__Collected data__:
::::
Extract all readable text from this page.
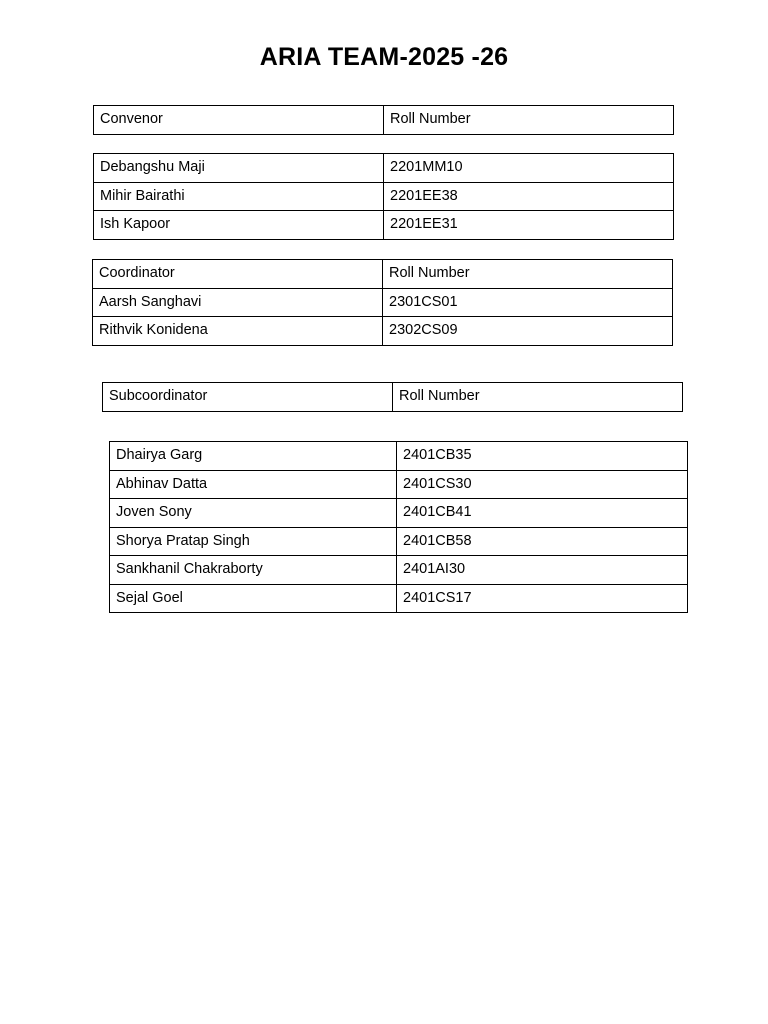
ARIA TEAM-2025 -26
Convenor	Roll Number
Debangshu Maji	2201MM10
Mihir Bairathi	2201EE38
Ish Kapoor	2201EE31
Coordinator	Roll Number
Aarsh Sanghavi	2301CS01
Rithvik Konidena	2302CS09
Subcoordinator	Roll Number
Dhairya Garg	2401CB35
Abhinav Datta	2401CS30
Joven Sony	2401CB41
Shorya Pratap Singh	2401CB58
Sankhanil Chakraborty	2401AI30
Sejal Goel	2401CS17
::::
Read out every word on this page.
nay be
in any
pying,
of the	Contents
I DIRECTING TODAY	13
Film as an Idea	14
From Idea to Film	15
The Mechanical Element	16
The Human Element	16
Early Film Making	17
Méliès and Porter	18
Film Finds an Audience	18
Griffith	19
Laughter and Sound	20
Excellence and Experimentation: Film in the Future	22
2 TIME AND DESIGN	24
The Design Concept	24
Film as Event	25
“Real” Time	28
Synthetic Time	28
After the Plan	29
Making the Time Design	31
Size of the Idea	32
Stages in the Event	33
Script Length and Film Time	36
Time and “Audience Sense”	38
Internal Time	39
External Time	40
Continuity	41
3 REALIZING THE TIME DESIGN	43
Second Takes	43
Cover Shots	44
::::
__Written instruction__: From the records above, pull out each line that has "Number".

__Full output__:
Convenor	Roll Number
Coordinator	Roll Number
Subcoordinator	Roll Number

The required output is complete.